• _MATERIAL PROVIDED_

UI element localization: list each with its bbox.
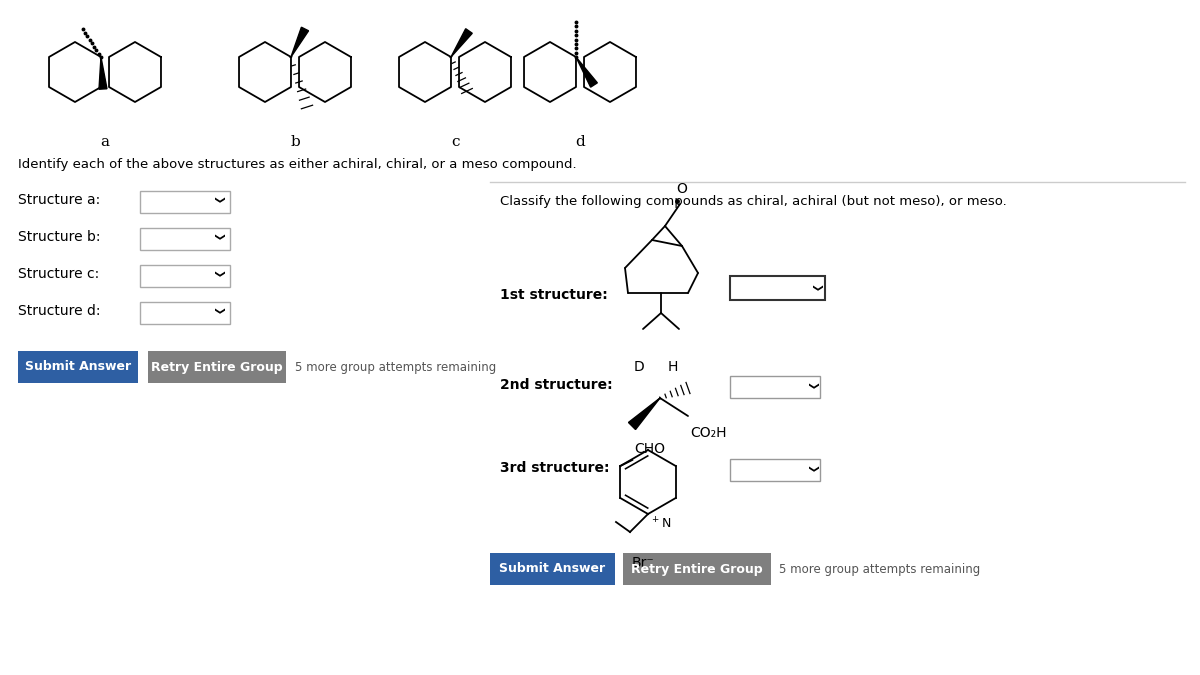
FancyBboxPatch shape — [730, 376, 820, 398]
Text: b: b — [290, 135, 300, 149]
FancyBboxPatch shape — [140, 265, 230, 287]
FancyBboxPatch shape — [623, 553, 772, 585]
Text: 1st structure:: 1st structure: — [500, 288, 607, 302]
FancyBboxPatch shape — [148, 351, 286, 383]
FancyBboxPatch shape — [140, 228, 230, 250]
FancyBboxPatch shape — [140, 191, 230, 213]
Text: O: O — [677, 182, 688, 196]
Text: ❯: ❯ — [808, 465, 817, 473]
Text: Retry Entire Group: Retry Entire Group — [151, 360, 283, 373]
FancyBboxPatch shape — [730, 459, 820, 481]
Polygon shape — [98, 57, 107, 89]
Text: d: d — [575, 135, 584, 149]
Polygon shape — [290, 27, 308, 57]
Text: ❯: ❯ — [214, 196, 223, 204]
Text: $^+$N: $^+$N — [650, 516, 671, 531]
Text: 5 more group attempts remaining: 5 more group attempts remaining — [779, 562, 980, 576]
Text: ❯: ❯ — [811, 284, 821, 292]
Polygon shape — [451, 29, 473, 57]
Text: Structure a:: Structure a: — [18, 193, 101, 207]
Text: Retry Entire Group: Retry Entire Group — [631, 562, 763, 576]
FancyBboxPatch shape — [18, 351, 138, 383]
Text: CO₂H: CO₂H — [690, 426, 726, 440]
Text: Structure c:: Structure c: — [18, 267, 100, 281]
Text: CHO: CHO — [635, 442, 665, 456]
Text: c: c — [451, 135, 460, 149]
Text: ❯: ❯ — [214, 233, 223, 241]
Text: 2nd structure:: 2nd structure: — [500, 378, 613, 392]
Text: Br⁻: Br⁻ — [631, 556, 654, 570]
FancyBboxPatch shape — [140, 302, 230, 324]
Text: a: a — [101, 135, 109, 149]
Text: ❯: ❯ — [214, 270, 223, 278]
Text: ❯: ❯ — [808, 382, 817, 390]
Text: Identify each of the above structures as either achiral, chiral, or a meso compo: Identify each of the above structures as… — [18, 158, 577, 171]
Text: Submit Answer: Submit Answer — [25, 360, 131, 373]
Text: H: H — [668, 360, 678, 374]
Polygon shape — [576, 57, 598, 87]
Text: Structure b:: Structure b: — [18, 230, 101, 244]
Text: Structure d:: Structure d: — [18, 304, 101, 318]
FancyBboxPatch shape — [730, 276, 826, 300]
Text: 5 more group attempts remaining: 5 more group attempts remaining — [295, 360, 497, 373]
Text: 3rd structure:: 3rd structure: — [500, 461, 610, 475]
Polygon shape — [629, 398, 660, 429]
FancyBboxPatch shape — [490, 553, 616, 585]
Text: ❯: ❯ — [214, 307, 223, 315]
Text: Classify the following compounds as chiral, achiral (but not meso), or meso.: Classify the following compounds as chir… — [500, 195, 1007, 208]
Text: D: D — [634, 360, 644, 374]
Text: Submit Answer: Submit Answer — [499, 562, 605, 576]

---

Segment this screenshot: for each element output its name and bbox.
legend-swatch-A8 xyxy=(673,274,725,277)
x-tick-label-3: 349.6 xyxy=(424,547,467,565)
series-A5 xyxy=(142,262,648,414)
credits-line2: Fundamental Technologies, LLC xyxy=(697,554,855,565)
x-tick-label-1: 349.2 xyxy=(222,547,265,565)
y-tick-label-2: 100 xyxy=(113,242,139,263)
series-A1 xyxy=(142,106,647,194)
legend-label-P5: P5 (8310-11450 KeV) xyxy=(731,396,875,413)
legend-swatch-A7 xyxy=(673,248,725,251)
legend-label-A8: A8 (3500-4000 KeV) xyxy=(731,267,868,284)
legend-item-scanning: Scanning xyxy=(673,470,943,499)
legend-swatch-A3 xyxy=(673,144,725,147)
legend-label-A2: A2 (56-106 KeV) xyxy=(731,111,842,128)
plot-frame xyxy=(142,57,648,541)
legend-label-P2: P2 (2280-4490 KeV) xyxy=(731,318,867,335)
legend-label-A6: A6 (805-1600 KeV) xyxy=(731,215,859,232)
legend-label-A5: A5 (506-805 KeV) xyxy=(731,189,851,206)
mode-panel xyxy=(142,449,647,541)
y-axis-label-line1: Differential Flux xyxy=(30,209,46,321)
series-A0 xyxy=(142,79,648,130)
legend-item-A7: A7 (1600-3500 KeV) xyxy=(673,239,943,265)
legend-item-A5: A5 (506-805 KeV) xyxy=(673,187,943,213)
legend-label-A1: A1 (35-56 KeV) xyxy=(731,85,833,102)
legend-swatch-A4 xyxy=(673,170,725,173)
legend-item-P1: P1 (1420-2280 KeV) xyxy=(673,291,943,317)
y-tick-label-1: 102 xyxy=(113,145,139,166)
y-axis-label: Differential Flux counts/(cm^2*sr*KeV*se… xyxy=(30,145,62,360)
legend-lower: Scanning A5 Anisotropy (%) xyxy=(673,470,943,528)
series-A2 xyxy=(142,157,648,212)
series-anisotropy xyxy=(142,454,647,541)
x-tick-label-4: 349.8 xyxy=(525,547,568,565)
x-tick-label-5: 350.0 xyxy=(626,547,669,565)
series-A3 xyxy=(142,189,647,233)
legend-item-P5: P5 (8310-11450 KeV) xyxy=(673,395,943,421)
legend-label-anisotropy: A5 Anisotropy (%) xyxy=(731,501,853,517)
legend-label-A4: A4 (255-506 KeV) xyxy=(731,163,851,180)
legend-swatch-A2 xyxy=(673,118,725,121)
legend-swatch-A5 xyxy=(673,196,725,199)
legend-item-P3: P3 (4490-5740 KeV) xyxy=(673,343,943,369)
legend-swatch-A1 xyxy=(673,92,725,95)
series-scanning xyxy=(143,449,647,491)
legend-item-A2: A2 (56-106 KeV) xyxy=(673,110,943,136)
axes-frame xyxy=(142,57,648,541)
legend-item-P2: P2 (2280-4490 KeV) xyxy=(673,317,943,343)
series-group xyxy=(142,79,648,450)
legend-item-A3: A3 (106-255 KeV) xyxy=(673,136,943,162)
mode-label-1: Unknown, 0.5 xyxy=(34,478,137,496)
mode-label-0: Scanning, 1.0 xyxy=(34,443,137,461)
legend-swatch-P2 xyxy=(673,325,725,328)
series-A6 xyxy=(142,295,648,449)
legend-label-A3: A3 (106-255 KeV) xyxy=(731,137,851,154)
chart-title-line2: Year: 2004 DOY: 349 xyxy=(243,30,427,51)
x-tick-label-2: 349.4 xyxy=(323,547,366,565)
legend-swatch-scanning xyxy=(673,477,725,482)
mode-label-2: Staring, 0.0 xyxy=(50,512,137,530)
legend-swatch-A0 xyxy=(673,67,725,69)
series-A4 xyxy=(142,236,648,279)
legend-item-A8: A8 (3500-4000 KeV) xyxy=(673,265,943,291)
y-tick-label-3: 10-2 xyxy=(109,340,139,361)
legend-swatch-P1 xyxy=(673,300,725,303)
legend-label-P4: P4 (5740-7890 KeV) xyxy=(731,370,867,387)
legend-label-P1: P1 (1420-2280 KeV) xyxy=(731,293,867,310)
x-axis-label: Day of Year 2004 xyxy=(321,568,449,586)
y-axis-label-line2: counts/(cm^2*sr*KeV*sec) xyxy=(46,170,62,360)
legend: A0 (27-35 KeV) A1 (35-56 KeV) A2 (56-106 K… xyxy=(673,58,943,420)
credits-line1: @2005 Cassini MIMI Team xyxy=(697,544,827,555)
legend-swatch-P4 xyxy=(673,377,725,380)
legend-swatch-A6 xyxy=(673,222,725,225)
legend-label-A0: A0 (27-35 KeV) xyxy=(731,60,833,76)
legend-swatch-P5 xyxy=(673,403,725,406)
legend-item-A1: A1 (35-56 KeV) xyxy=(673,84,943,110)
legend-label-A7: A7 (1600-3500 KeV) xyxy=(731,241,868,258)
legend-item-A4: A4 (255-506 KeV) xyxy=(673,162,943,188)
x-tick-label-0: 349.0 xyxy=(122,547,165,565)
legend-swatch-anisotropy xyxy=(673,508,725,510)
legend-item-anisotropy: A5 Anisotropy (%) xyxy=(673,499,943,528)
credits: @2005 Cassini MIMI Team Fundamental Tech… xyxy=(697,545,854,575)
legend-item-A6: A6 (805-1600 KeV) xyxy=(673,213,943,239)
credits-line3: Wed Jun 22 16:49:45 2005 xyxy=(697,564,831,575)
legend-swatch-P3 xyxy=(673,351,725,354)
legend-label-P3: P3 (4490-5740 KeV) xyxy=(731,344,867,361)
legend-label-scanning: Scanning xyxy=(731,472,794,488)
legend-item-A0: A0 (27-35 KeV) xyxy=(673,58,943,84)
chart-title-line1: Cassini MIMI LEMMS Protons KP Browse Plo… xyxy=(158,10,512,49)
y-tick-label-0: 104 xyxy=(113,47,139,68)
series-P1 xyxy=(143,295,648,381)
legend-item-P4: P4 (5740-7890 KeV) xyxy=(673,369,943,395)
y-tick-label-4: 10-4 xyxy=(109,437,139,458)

---

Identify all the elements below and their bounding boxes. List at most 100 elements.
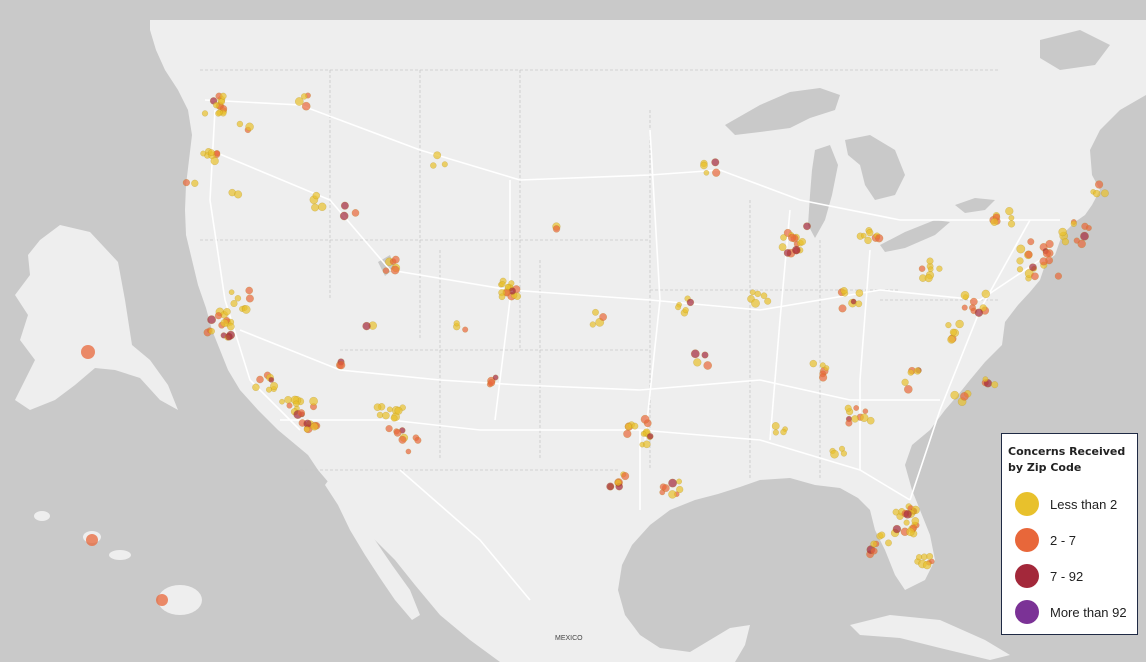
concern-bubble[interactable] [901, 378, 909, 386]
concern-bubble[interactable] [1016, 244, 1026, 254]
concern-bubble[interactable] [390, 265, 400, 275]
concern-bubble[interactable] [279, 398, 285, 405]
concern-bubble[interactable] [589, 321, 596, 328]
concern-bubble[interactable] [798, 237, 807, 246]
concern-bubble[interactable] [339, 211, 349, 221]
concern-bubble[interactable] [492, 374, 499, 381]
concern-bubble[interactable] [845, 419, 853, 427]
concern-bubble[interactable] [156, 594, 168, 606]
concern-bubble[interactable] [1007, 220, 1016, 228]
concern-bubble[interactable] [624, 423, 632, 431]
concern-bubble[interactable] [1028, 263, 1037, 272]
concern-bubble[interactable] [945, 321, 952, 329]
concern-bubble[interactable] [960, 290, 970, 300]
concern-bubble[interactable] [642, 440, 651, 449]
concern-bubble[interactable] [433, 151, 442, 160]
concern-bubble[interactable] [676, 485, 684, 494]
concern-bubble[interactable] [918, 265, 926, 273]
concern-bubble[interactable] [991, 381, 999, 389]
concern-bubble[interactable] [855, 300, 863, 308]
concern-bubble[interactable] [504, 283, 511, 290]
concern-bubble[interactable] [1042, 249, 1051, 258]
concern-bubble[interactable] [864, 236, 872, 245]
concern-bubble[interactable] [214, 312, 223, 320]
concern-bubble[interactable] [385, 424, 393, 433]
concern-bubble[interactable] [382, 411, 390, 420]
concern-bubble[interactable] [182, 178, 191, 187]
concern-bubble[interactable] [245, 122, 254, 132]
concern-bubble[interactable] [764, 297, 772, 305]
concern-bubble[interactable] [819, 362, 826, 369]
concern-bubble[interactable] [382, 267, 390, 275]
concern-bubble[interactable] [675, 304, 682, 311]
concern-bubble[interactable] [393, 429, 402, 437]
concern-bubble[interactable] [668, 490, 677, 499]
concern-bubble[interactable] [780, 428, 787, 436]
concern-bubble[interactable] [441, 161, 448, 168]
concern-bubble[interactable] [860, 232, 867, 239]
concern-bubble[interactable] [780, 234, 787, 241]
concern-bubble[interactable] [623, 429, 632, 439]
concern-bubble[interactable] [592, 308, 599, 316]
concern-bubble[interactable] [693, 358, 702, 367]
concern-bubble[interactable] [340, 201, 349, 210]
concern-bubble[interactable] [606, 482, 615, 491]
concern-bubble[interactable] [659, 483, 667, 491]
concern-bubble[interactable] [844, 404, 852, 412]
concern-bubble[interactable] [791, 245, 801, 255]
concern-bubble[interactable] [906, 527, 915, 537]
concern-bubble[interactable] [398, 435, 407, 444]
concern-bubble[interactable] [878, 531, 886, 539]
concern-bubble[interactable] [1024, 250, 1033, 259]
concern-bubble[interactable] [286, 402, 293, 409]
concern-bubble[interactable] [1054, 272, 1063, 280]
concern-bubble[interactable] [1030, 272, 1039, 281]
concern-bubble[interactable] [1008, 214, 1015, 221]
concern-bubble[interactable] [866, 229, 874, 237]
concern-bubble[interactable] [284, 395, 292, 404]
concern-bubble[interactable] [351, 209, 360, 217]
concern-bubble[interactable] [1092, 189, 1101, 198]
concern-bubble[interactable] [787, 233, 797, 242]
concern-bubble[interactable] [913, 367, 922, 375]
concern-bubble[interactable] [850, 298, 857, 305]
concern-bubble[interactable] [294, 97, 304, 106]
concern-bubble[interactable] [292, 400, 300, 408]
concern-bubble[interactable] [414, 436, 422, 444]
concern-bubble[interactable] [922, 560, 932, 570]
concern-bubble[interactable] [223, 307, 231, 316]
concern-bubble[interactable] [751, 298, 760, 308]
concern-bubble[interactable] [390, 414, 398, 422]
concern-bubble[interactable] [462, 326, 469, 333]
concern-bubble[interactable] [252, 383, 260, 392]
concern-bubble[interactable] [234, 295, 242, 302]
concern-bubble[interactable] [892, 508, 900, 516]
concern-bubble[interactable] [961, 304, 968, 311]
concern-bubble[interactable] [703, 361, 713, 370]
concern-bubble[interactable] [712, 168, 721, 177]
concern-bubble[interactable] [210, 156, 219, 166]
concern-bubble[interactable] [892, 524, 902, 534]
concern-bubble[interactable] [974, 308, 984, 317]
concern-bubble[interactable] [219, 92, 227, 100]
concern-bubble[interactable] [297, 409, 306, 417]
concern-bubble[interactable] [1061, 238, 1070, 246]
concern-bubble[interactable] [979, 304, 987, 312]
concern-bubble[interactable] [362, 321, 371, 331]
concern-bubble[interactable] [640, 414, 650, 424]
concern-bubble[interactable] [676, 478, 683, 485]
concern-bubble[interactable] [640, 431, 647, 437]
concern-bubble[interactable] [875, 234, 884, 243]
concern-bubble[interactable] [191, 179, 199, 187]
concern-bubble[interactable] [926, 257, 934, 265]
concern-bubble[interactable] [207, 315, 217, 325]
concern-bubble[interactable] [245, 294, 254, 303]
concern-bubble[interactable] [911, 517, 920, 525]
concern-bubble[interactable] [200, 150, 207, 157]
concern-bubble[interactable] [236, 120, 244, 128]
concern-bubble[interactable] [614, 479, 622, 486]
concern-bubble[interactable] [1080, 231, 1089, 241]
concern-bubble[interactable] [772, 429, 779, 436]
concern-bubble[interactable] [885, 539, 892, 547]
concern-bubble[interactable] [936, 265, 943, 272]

• _AIM_
Copy out everything in the records from the line containing "concern-bubble[interactable] [901, 378, 909, 386]" down to the line containing "concern-bubble[interactable] [864, 236, 872, 245]", both of those lines included.

• _SOLUTION TO THIS TASK_
concern-bubble[interactable] [901, 378, 909, 386]
concern-bubble[interactable] [1016, 244, 1026, 254]
concern-bubble[interactable] [390, 265, 400, 275]
concern-bubble[interactable] [279, 398, 285, 405]
concern-bubble[interactable] [589, 321, 596, 328]
concern-bubble[interactable] [798, 237, 807, 246]
concern-bubble[interactable] [339, 211, 349, 221]
concern-bubble[interactable] [492, 374, 499, 381]
concern-bubble[interactable] [845, 419, 853, 427]
concern-bubble[interactable] [156, 594, 168, 606]
concern-bubble[interactable] [1007, 220, 1016, 228]
concern-bubble[interactable] [624, 423, 632, 431]
concern-bubble[interactable] [1028, 263, 1037, 272]
concern-bubble[interactable] [945, 321, 952, 329]
concern-bubble[interactable] [960, 290, 970, 300]
concern-bubble[interactable] [642, 440, 651, 449]
concern-bubble[interactable] [433, 151, 442, 160]
concern-bubble[interactable] [676, 485, 684, 494]
concern-bubble[interactable] [918, 265, 926, 273]
concern-bubble[interactable] [991, 381, 999, 389]
concern-bubble[interactable] [855, 300, 863, 308]
concern-bubble[interactable] [504, 283, 511, 290]
concern-bubble[interactable] [1042, 249, 1051, 258]
concern-bubble[interactable] [864, 236, 872, 245]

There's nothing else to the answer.